MATERIAL TO PROCESS
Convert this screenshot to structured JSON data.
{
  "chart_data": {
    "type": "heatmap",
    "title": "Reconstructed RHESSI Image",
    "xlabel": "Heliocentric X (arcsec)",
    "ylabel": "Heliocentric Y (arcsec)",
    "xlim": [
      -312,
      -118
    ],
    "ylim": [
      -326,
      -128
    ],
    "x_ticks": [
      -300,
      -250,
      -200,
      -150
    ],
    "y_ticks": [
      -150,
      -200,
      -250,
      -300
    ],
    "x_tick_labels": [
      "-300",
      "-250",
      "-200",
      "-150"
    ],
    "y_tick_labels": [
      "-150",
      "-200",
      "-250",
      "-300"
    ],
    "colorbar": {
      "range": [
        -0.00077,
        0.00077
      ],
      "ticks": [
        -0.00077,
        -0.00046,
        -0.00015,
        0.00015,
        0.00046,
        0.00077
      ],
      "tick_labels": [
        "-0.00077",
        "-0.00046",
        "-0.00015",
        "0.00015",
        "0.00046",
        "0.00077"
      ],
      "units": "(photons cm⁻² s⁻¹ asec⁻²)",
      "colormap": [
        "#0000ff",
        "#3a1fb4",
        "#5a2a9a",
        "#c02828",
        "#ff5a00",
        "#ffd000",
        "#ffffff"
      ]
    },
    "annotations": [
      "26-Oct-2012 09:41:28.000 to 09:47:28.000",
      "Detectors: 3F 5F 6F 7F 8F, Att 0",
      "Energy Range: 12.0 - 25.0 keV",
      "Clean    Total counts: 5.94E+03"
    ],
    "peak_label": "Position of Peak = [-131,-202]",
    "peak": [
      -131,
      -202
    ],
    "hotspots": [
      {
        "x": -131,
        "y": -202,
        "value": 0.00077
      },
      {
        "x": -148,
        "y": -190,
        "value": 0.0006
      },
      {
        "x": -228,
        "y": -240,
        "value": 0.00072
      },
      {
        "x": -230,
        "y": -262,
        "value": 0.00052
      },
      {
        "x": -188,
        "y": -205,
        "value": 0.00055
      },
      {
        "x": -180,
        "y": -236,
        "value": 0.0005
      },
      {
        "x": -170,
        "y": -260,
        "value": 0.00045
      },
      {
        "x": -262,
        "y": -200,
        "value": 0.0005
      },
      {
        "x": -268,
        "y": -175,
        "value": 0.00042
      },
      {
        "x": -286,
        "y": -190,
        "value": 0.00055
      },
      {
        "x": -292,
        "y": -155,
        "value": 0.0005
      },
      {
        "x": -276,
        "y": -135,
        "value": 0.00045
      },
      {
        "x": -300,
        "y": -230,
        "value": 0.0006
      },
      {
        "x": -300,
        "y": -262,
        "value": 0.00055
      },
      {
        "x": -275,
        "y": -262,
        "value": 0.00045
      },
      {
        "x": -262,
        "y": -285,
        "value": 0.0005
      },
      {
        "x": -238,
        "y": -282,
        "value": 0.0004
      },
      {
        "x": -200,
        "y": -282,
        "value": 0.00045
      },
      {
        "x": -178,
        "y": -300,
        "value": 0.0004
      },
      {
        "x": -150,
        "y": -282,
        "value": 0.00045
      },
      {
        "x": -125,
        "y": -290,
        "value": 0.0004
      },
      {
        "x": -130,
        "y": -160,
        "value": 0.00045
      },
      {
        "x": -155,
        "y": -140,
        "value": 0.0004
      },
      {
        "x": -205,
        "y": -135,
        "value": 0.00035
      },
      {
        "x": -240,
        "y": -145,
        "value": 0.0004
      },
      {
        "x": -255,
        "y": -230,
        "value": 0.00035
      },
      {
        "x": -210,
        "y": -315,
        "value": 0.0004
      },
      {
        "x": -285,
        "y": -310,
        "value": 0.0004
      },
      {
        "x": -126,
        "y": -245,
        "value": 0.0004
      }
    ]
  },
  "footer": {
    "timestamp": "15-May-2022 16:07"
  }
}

OBJECTIVE
All of the entries above must be quoted exactly.

SOLVED EXERCISE
Convert this screenshot to structured JSON data.
{
  "chart_data": {
    "type": "heatmap",
    "title": "Reconstructed RHESSI Image",
    "xlabel": "Heliocentric X (arcsec)",
    "ylabel": "Heliocentric Y (arcsec)",
    "xlim": [
      -312,
      -118
    ],
    "ylim": [
      -326,
      -128
    ],
    "x_ticks": [
      -300,
      -250,
      -200,
      -150
    ],
    "y_ticks": [
      -150,
      -200,
      -250,
      -300
    ],
    "x_tick_labels": [
      "-300",
      "-250",
      "-200",
      "-150"
    ],
    "y_tick_labels": [
      "-150",
      "-200",
      "-250",
      "-300"
    ],
    "colorbar": {
      "range": [
        -0.00077,
        0.00077
      ],
      "ticks": [
        -0.00077,
        -0.00046,
        -0.00015,
        0.00015,
        0.00046,
        0.00077
      ],
      "tick_labels": [
        "-0.00077",
        "-0.00046",
        "-0.00015",
        "0.00015",
        "0.00046",
        "0.00077"
      ],
      "units": "(photons cm⁻² s⁻¹ asec⁻²)",
      "colormap": [
        "#0000ff",
        "#3a1fb4",
        "#5a2a9a",
        "#c02828",
        "#ff5a00",
        "#ffd000",
        "#ffffff"
      ]
    },
    "annotations": [
      "26-Oct-2012 09:41:28.000 to 09:47:28.000",
      "Detectors: 3F 5F 6F 7F 8F, Att 0",
      "Energy Range: 12.0 - 25.0 keV",
      "Clean    Total counts: 5.94E+03"
    ],
    "peak_label": "Position of Peak = [-131,-202]",
    "peak": [
      -131,
      -202
    ],
    "hotspots": [
      {
        "x": -131,
        "y": -202,
        "value": 0.00077
      },
      {
        "x": -148,
        "y": -190,
        "value": 0.0006
      },
      {
        "x": -228,
        "y": -240,
        "value": 0.00072
      },
      {
        "x": -230,
        "y": -262,
        "value": 0.00052
      },
      {
        "x": -188,
        "y": -205,
        "value": 0.00055
      },
      {
        "x": -180,
        "y": -236,
        "value": 0.0005
      },
      {
        "x": -170,
        "y": -260,
        "value": 0.00045
      },
      {
        "x": -262,
        "y": -200,
        "value": 0.0005
      },
      {
        "x": -268,
        "y": -175,
        "value": 0.00042
      },
      {
        "x": -286,
        "y": -190,
        "value": 0.00055
      },
      {
        "x": -292,
        "y": -155,
        "value": 0.0005
      },
      {
        "x": -276,
        "y": -135,
        "value": 0.00045
      },
      {
        "x": -300,
        "y": -230,
        "value": 0.0006
      },
      {
        "x": -300,
        "y": -262,
        "value": 0.00055
      },
      {
        "x": -275,
        "y": -262,
        "value": 0.00045
      },
      {
        "x": -262,
        "y": -285,
        "value": 0.0005
      },
      {
        "x": -238,
        "y": -282,
        "value": 0.0004
      },
      {
        "x": -200,
        "y": -282,
        "value": 0.00045
      },
      {
        "x": -178,
        "y": -300,
        "value": 0.0004
      },
      {
        "x": -150,
        "y": -282,
        "value": 0.00045
      },
      {
        "x": -125,
        "y": -290,
        "value": 0.0004
      },
      {
        "x": -130,
        "y": -160,
        "value": 0.00045
      },
      {
        "x": -155,
        "y": -140,
        "value": 0.0004
      },
      {
        "x": -205,
        "y": -135,
        "value": 0.00035
      },
      {
        "x": -240,
        "y": -145,
        "value": 0.0004
      },
      {
        "x": -255,
        "y": -230,
        "value": 0.00035
      },
      {
        "x": -210,
        "y": -315,
        "value": 0.0004
      },
      {
        "x": -285,
        "y": -310,
        "value": 0.0004
      },
      {
        "x": -126,
        "y": -245,
        "value": 0.0004
      }
    ]
  },
  "footer": {
    "timestamp": "15-May-2022 16:07"
  }
}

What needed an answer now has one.